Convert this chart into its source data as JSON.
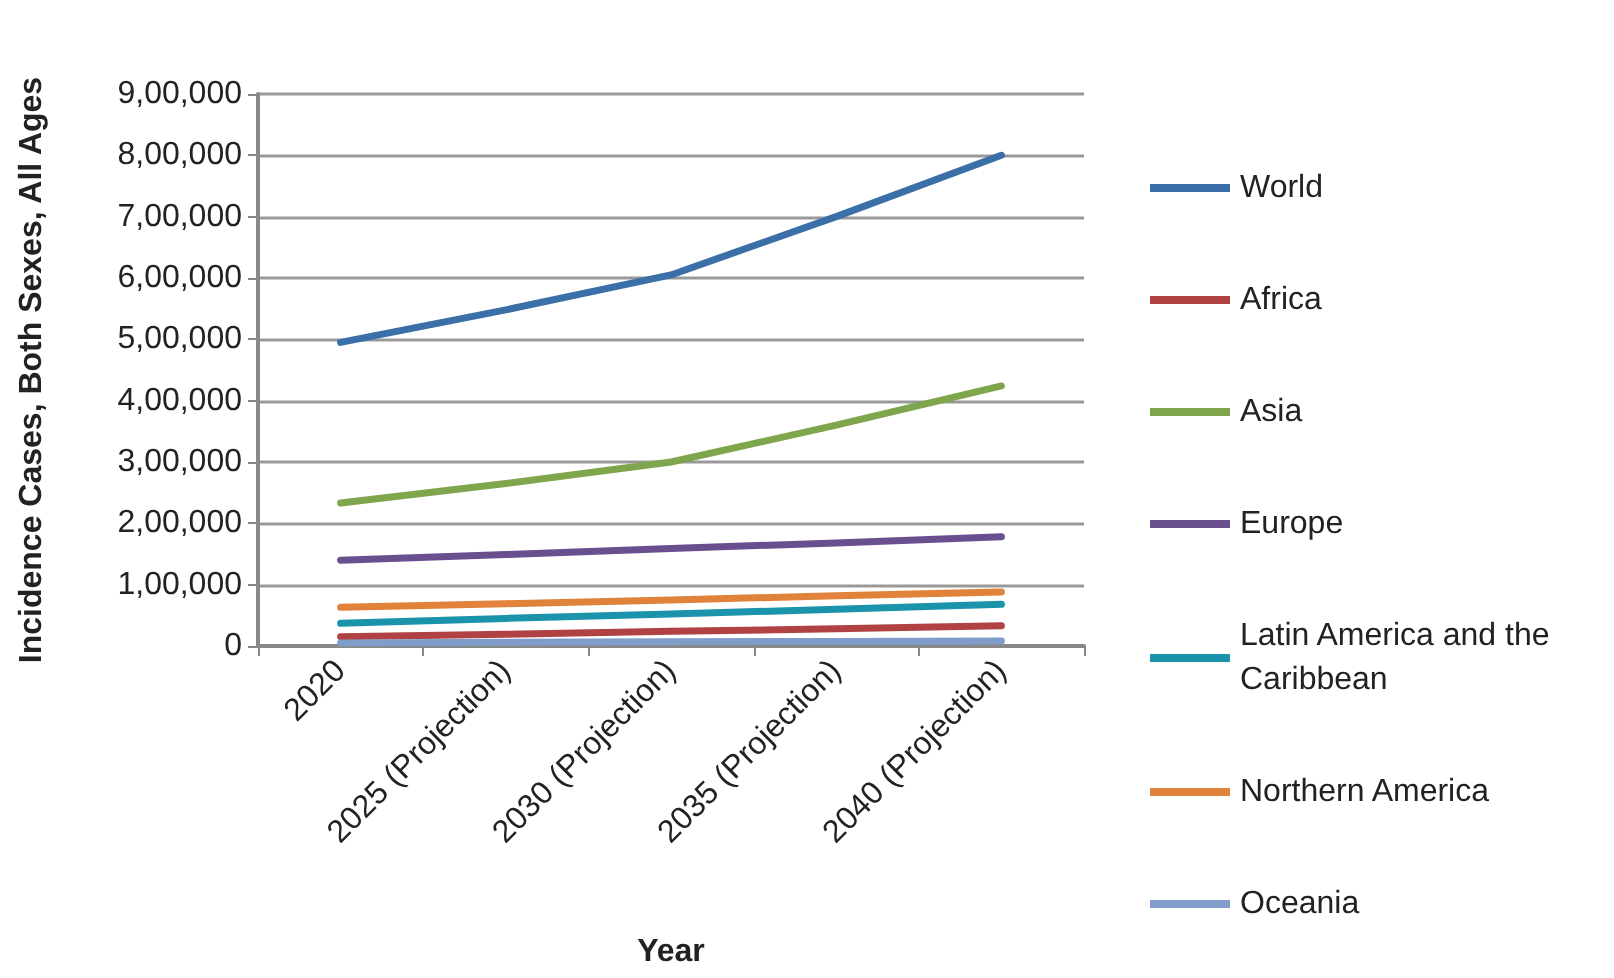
{
  "chart_data": {
    "type": "line",
    "xlabel": "Year",
    "ylabel": "Incidence Cases, Both Sexes, All Ages",
    "categories": [
      "2020",
      "2025 (Projection)",
      "2030 (Projection)",
      "2035 (Projection)",
      "2040 (Projection)"
    ],
    "series": [
      {
        "name": "World",
        "color": "#3a6fa8",
        "values": [
          495000,
          548000,
          605000,
          700000,
          800000
        ]
      },
      {
        "name": "Africa",
        "color": "#b04244",
        "values": [
          15000,
          19000,
          24000,
          28000,
          33000
        ]
      },
      {
        "name": "Asia",
        "color": "#7fa64c",
        "values": [
          233000,
          265000,
          300000,
          360000,
          424000
        ]
      },
      {
        "name": "Europe",
        "color": "#6a4f8e",
        "values": [
          140000,
          149000,
          159000,
          168000,
          178000
        ]
      },
      {
        "name": "Latin America and the Caribbean",
        "color": "#1a93ab",
        "values": [
          37000,
          45000,
          52000,
          60000,
          68000
        ]
      },
      {
        "name": "Northern America",
        "color": "#e0823a",
        "values": [
          63000,
          69000,
          75000,
          82000,
          88000
        ]
      },
      {
        "name": "Oceania",
        "color": "#7f9dc8",
        "values": [
          5000,
          6000,
          7000,
          7500,
          8000
        ]
      }
    ],
    "ylim": [
      0,
      900000
    ],
    "yticks": [
      0,
      {
        "value": 100000,
        "label": "1,00,000"
      },
      {
        "value": 200000,
        "label": "2,00,000"
      },
      {
        "value": 300000,
        "label": "3,00,000"
      },
      {
        "value": 400000,
        "label": "4,00,000"
      },
      {
        "value": 500000,
        "label": "5,00,000"
      },
      {
        "value": 600000,
        "label": "6,00,000"
      },
      {
        "value": 700000,
        "label": "7,00,000"
      },
      {
        "value": 800000,
        "label": "8,00,000"
      },
      {
        "value": 900000,
        "label": "9,00,000"
      }
    ],
    "grid": "y",
    "legend": "right",
    "marker": "none",
    "line_style": "solid"
  }
}
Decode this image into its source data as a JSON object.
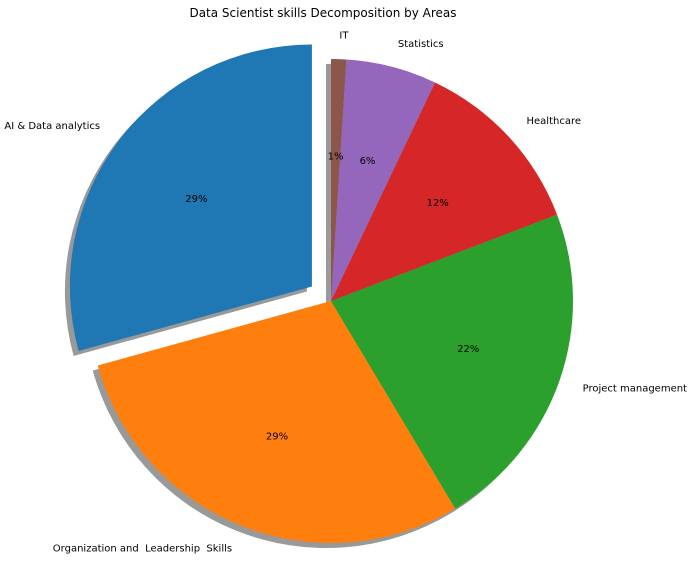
{
  "chart_data": {
    "type": "pie",
    "title": "Data Scientist skills Decomposition by Areas",
    "slices": [
      {
        "label": "AI & Data analytics",
        "value": 29,
        "pct_label": "29%",
        "color": "#1f77b4",
        "exploded": true
      },
      {
        "label": "Organization and  Leadership  Skills",
        "value": 29,
        "pct_label": "29%",
        "color": "#ff7f0e",
        "exploded": false
      },
      {
        "label": "Project management",
        "value": 22,
        "pct_label": "22%",
        "color": "#2ca02c",
        "exploded": false
      },
      {
        "label": "Healthcare",
        "value": 12,
        "pct_label": "12%",
        "color": "#d62728",
        "exploded": false
      },
      {
        "label": "Statistics",
        "value": 6,
        "pct_label": "6%",
        "color": "#9467bd",
        "exploded": false
      },
      {
        "label": "IT",
        "value": 1,
        "pct_label": "1%",
        "color": "#8c564b",
        "exploded": false
      }
    ],
    "start_angle_deg": 90,
    "direction": "counterclockwise",
    "shadow": true
  }
}
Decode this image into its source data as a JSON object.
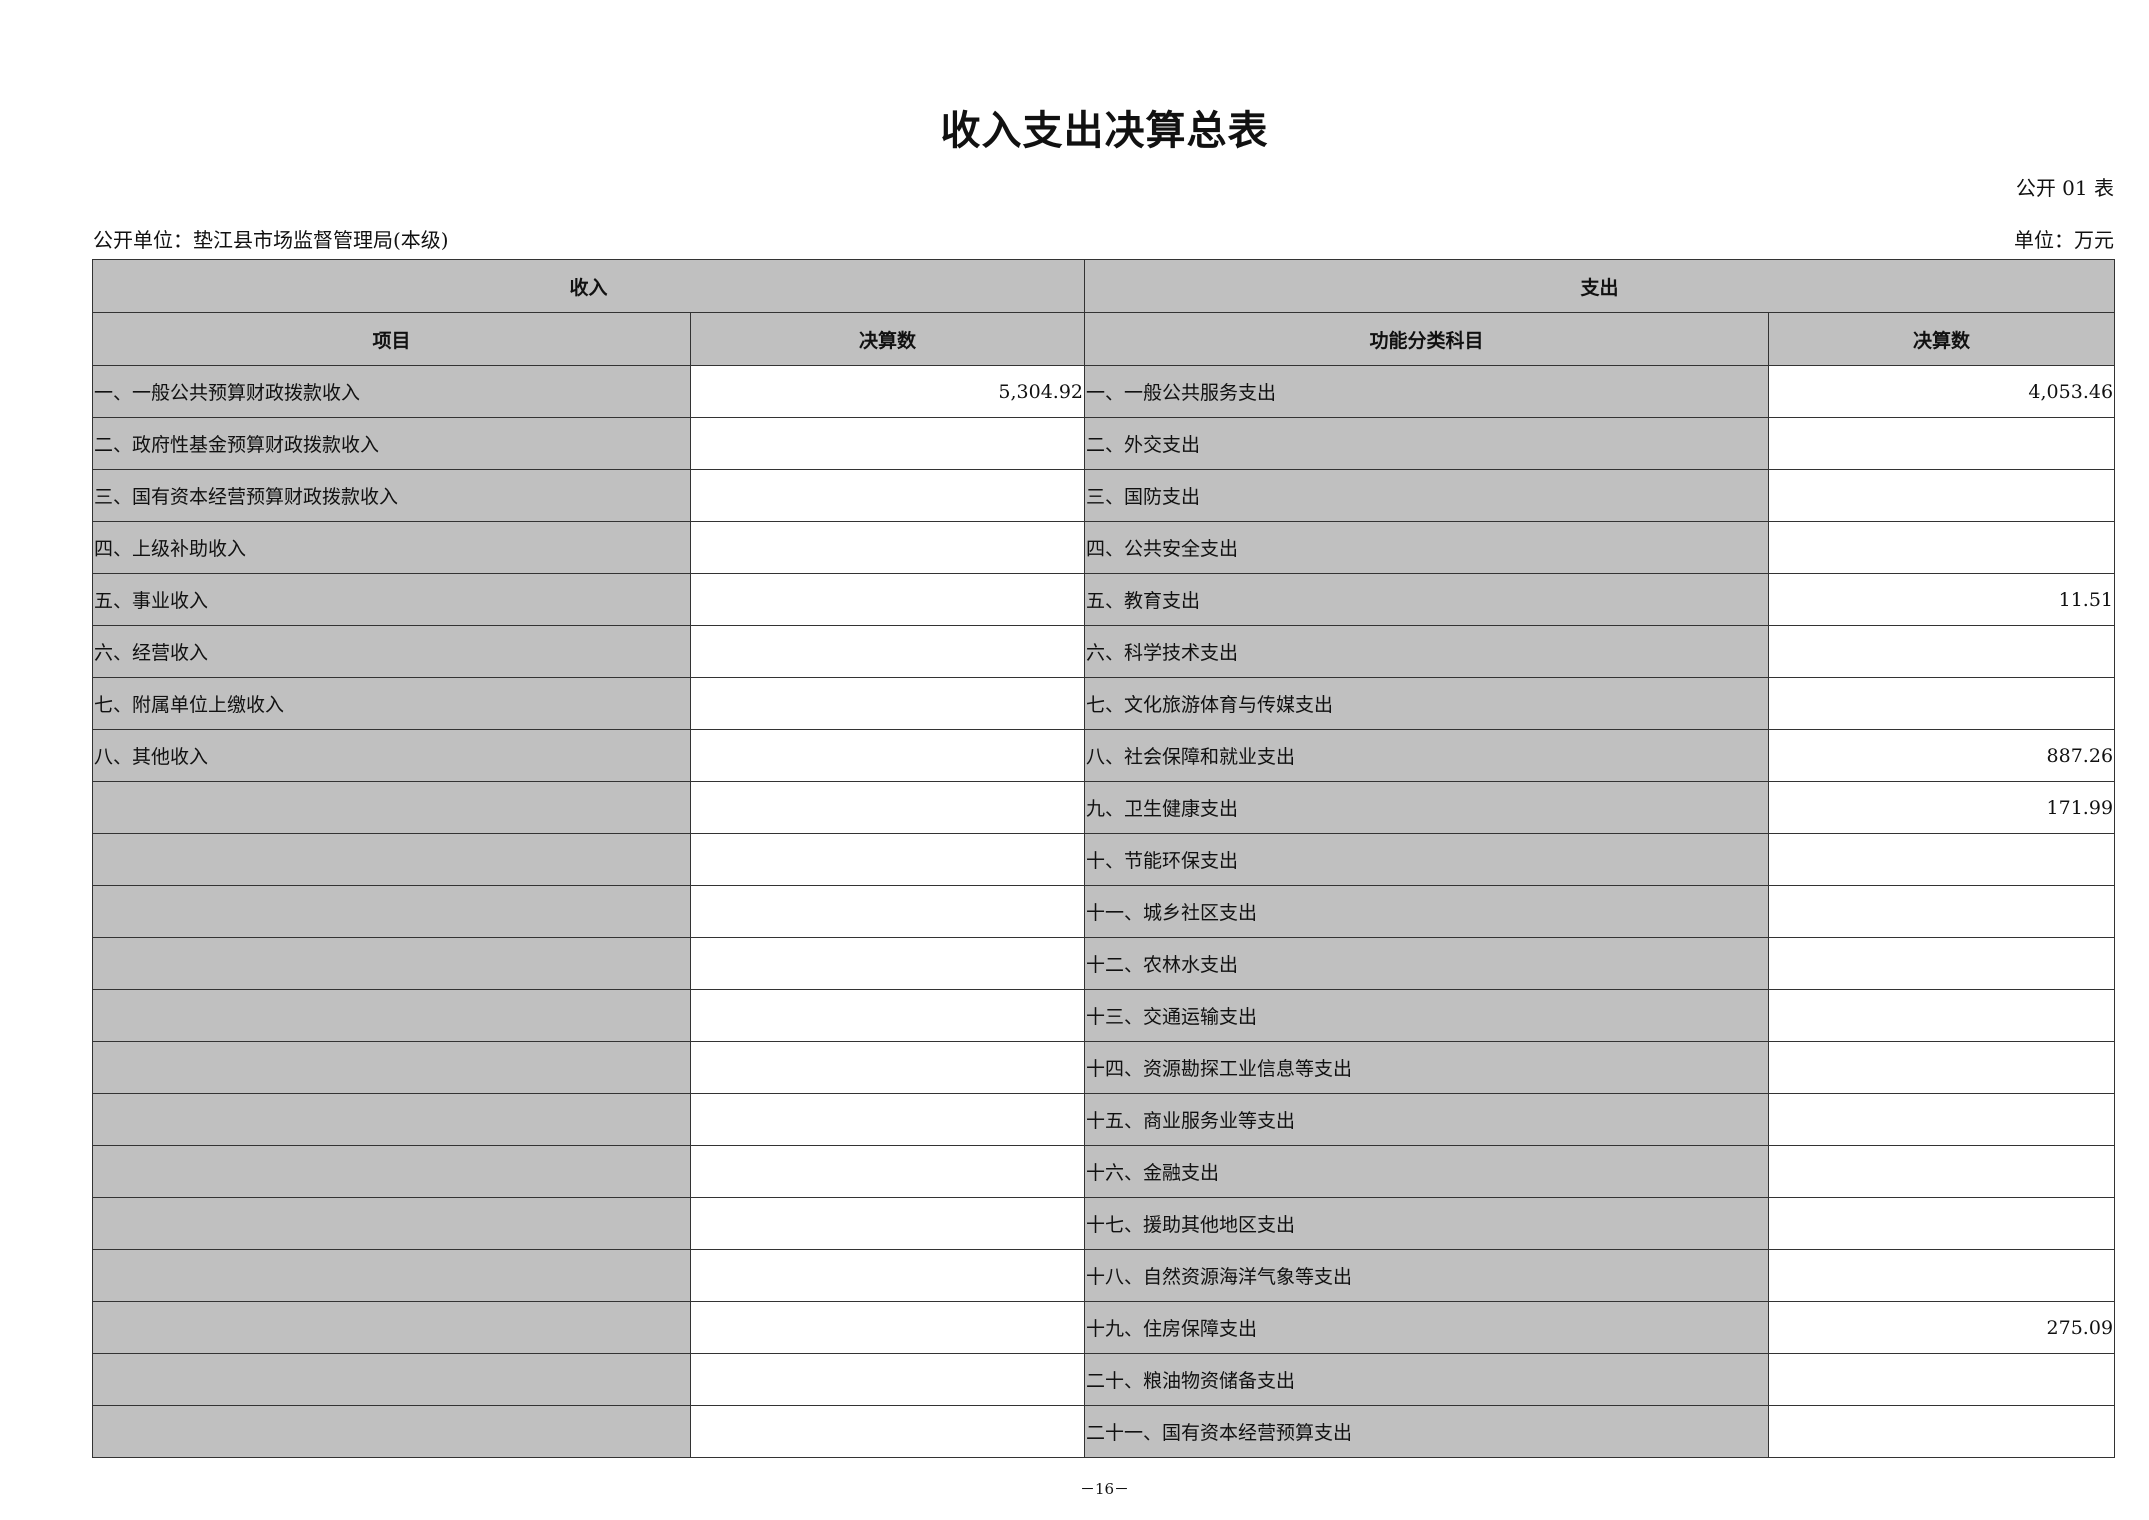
{
  "title": "收入支出决算总表",
  "table_no": "公开 01 表",
  "unit_name": "公开单位：垫江县市场监督管理局(本级)",
  "unit": "单位：万元",
  "headers": {
    "income": "收入",
    "expense": "支出",
    "item": "项目",
    "income_amount": "决算数",
    "function_item": "功能分类科目",
    "expense_amount": "决算数"
  },
  "rows": [
    {
      "income_item": "一、一般公共预算财政拨款收入",
      "income_amount": "5,304.92",
      "expense_item": "一、一般公共服务支出",
      "expense_amount": "4,053.46"
    },
    {
      "income_item": "二、政府性基金预算财政拨款收入",
      "income_amount": "",
      "expense_item": "二、外交支出",
      "expense_amount": ""
    },
    {
      "income_item": "三、国有资本经营预算财政拨款收入",
      "income_amount": "",
      "expense_item": "三、国防支出",
      "expense_amount": ""
    },
    {
      "income_item": "四、上级补助收入",
      "income_amount": "",
      "expense_item": "四、公共安全支出",
      "expense_amount": ""
    },
    {
      "income_item": "五、事业收入",
      "income_amount": "",
      "expense_item": "五、教育支出",
      "expense_amount": "11.51"
    },
    {
      "income_item": "六、经营收入",
      "income_amount": "",
      "expense_item": "六、科学技术支出",
      "expense_amount": ""
    },
    {
      "income_item": "七、附属单位上缴收入",
      "income_amount": "",
      "expense_item": "七、文化旅游体育与传媒支出",
      "expense_amount": ""
    },
    {
      "income_item": "八、其他收入",
      "income_amount": "",
      "expense_item": "八、社会保障和就业支出",
      "expense_amount": "887.26"
    },
    {
      "income_item": "",
      "income_amount": "",
      "expense_item": "九、卫生健康支出",
      "expense_amount": "171.99"
    },
    {
      "income_item": "",
      "income_amount": "",
      "expense_item": "十、节能环保支出",
      "expense_amount": ""
    },
    {
      "income_item": "",
      "income_amount": "",
      "expense_item": "十一、城乡社区支出",
      "expense_amount": ""
    },
    {
      "income_item": "",
      "income_amount": "",
      "expense_item": "十二、农林水支出",
      "expense_amount": ""
    },
    {
      "income_item": "",
      "income_amount": "",
      "expense_item": "十三、交通运输支出",
      "expense_amount": ""
    },
    {
      "income_item": "",
      "income_amount": "",
      "expense_item": "十四、资源勘探工业信息等支出",
      "expense_amount": ""
    },
    {
      "income_item": "",
      "income_amount": "",
      "expense_item": "十五、商业服务业等支出",
      "expense_amount": ""
    },
    {
      "income_item": "",
      "income_amount": "",
      "expense_item": "十六、金融支出",
      "expense_amount": ""
    },
    {
      "income_item": "",
      "income_amount": "",
      "expense_item": "十七、援助其他地区支出",
      "expense_amount": ""
    },
    {
      "income_item": "",
      "income_amount": "",
      "expense_item": "十八、自然资源海洋气象等支出",
      "expense_amount": ""
    },
    {
      "income_item": "",
      "income_amount": "",
      "expense_item": "十九、住房保障支出",
      "expense_amount": "275.09"
    },
    {
      "income_item": "",
      "income_amount": "",
      "expense_item": "二十、粮油物资储备支出",
      "expense_amount": ""
    },
    {
      "income_item": "",
      "income_amount": "",
      "expense_item": "二十一、国有资本经营预算支出",
      "expense_amount": ""
    }
  ],
  "page_number": "－16－",
  "colors": {
    "header_fill": "#c0c0c0",
    "border": "#333333"
  }
}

----------------

Copy all the data exactly as written, but skip any picture.

**PROBLEM SOLUTION**
Convert this chart into its source data as JSON.
{
  "chart_data": {
    "type": "line",
    "xlabel": "Year",
    "ylabel": "Incidence Cases, Both Sexes, All Ages",
    "categories": [
      "2020",
      "2025 (Projection)",
      "2030 (Projection)",
      "2035 (Projection)",
      "2040 (Projection)"
    ],
    "series": [
      {
        "name": "World",
        "color": "#3a6fa8",
        "values": [
          495000,
          548000,
          605000,
          700000,
          800000
        ]
      },
      {
        "name": "Africa",
        "color": "#b04244",
        "values": [
          15000,
          19000,
          24000,
          28000,
          33000
        ]
      },
      {
        "name": "Asia",
        "color": "#7fa64c",
        "values": [
          233000,
          265000,
          300000,
          360000,
          424000
        ]
      },
      {
        "name": "Europe",
        "color": "#6a4f8e",
        "values": [
          140000,
          149000,
          159000,
          168000,
          178000
        ]
      },
      {
        "name": "Latin America and the Caribbean",
        "color": "#1a93ab",
        "values": [
          37000,
          45000,
          52000,
          60000,
          68000
        ]
      },
      {
        "name": "Northern America",
        "color": "#e0823a",
        "values": [
          63000,
          69000,
          75000,
          82000,
          88000
        ]
      },
      {
        "name": "Oceania",
        "color": "#7f9dc8",
        "values": [
          5000,
          6000,
          7000,
          7500,
          8000
        ]
      }
    ],
    "ylim": [
      0,
      900000
    ],
    "yticks": [
      0,
      {
        "value": 100000,
        "label": "1,00,000"
      },
      {
        "value": 200000,
        "label": "2,00,000"
      },
      {
        "value": 300000,
        "label": "3,00,000"
      },
      {
        "value": 400000,
        "label": "4,00,000"
      },
      {
        "value": 500000,
        "label": "5,00,000"
      },
      {
        "value": 600000,
        "label": "6,00,000"
      },
      {
        "value": 700000,
        "label": "7,00,000"
      },
      {
        "value": 800000,
        "label": "8,00,000"
      },
      {
        "value": 900000,
        "label": "9,00,000"
      }
    ],
    "grid": "y",
    "legend": "right",
    "marker": "none",
    "line_style": "solid"
  }
}
Decode this image into its source data as a JSON object.
{
  "chart_data": {
    "type": "pie",
    "title": "Data Scientist skills Decomposition by Areas",
    "slices": [
      {
        "label": "AI & Data analytics",
        "value": 29,
        "pct_label": "29%",
        "color": "#1f77b4",
        "exploded": true
      },
      {
        "label": "Organization and  Leadership  Skills",
        "value": 29,
        "pct_label": "29%",
        "color": "#ff7f0e",
        "exploded": false
      },
      {
        "label": "Project management",
        "value": 22,
        "pct_label": "22%",
        "color": "#2ca02c",
        "exploded": false
      },
      {
        "label": "Healthcare",
        "value": 12,
        "pct_label": "12%",
        "color": "#d62728",
        "exploded": false
      },
      {
        "label": "Statistics",
        "value": 6,
        "pct_label": "6%",
        "color": "#9467bd",
        "exploded": false
      },
      {
        "label": "IT",
        "value": 1,
        "pct_label": "1%",
        "color": "#8c564b",
        "exploded": false
      }
    ],
    "start_angle_deg": 90,
    "direction": "counterclockwise",
    "shadow": true
  }
}
Decode this image into its source data as a JSON object.
{
  "title": "收入支出决算总表",
  "table_no": "公开 01 表",
  "unit_name": "公开单位：垫江县市场监督管理局(本级)",
  "unit": "单位：万元",
  "headers": {
    "income": "收入",
    "expense": "支出",
    "item": "项目",
    "income_amount": "决算数",
    "function_item": "功能分类科目",
    "expense_amount": "决算数"
  },
  "rows": [
    {
      "income_item": "一、一般公共预算财政拨款收入",
      "income_amount": "5,304.92",
      "expense_item": "一、一般公共服务支出",
      "expense_amount": "4,053.46"
    },
    {
      "income_item": "二、政府性基金预算财政拨款收入",
      "income_amount": "",
      "expense_item": "二、外交支出",
      "expense_amount": ""
    },
    {
      "income_item": "三、国有资本经营预算财政拨款收入",
      "income_amount": "",
      "expense_item": "三、国防支出",
      "expense_amount": ""
    },
    {
      "income_item": "四、上级补助收入",
      "income_amount": "",
      "expense_item": "四、公共安全支出",
      "expense_amount": ""
    },
    {
      "income_item": "五、事业收入",
      "income_amount": "",
      "expense_item": "五、教育支出",
      "expense_amount": "11.51"
    },
    {
      "income_item": "六、经营收入",
      "income_amount": "",
      "expense_item": "六、科学技术支出",
      "expense_amount": ""
    },
    {
      "income_item": "七、附属单位上缴收入",
      "income_amount": "",
      "expense_item": "七、文化旅游体育与传媒支出",
      "expense_amount": ""
    },
    {
      "income_item": "八、其他收入",
      "income_amount": "",
      "expense_item": "八、社会保障和就业支出",
      "expense_amount": "887.26"
    },
    {
      "income_item": "",
      "income_amount": "",
      "expense_item": "九、卫生健康支出",
      "expense_amount": "171.99"
    },
    {
      "income_item": "",
      "income_amount": "",
      "expense_item": "十、节能环保支出",
      "expense_amount": ""
    },
    {
      "income_item": "",
      "income_amount": "",
      "expense_item": "十一、城乡社区支出",
      "expense_amount": ""
    },
    {
      "income_item": "",
      "income_amount": "",
      "expense_item": "十二、农林水支出",
      "expense_amount": ""
    },
    {
      "income_item": "",
      "income_amount": "",
      "expense_item": "十三、交通运输支出",
      "expense_amount": ""
    },
    {
      "income_item": "",
      "income_amount": "",
      "expense_item": "十四、资源勘探工业信息等支出",
      "expense_amount": ""
    },
    {
      "income_item": "",
      "income_amount": "",
      "expense_item": "十五、商业服务业等支出",
      "expense_amount": ""
    },
    {
      "income_item": "",
      "income_amount": "",
      "expense_item": "十六、金融支出",
      "expense_amount": ""
    },
    {
      "income_item": "",
      "income_amount": "",
      "expense_item": "十七、援助其他地区支出",
      "expense_amount": ""
    },
    {
      "income_item": "",
      "income_amount": "",
      "expense_item": "十八、自然资源海洋气象等支出",
      "expense_amount": ""
    },
    {
      "income_item": "",
      "income_amount": "",
      "expense_item": "十九、住房保障支出",
      "expense_amount": "275.09"
    },
    {
      "income_item": "",
      "income_amount": "",
      "expense_item": "二十、粮油物资储备支出",
      "expense_amount": ""
    },
    {
      "income_item": "",
      "income_amount": "",
      "expense_item": "二十一、国有资本经营预算支出",
      "expense_amount": ""
    }
  ],
  "page_number": "－16－",
  "colors": {
    "header_fill": "#c0c0c0",
    "border": "#333333"
  }
}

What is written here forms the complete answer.